>> Start Excerpted data
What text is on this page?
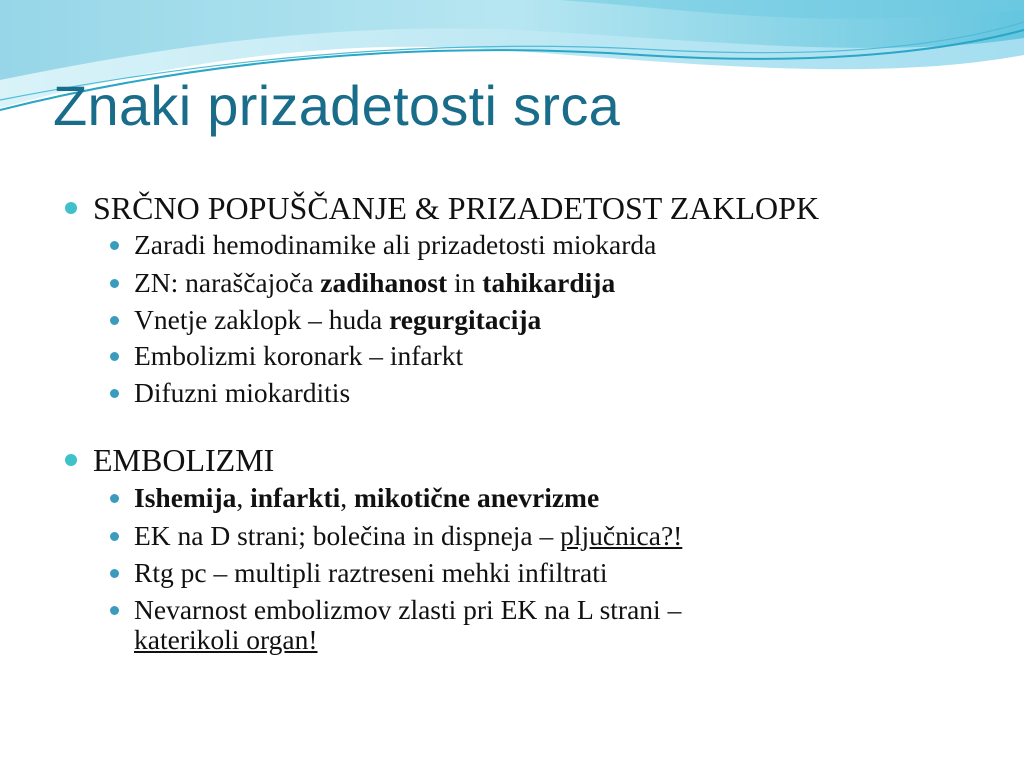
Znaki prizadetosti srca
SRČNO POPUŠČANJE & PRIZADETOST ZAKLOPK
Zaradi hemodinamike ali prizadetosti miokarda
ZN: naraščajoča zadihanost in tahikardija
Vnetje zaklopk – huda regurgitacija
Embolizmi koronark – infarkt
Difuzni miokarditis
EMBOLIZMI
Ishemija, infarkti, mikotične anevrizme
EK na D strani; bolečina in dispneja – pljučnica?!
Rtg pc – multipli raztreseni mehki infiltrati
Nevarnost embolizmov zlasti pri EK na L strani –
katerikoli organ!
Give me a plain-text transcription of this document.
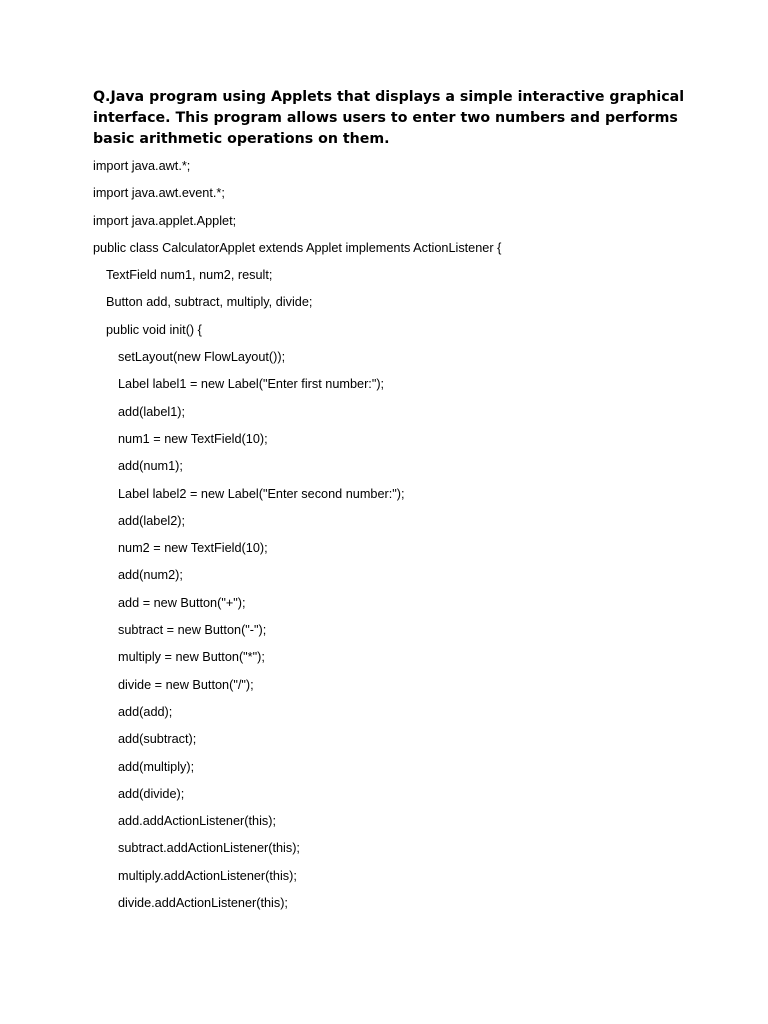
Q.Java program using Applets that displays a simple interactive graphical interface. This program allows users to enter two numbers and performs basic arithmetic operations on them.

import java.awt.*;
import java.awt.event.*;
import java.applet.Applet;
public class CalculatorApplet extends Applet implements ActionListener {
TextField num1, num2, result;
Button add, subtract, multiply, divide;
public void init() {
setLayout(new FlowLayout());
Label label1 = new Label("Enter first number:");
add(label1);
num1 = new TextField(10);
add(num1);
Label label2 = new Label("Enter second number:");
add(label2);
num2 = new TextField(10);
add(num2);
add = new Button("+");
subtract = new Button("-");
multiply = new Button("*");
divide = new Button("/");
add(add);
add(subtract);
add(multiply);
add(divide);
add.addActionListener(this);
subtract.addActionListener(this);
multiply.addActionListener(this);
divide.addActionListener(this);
>> End Excerpted data
**Goal of the exercise**. Which lines contain "strani"? Copy each of them.

**Correct response**.
EK na D strani; bolečina in dispneja – pljučnica?!
Nevarnost embolizmov zlasti pri EK na L strani –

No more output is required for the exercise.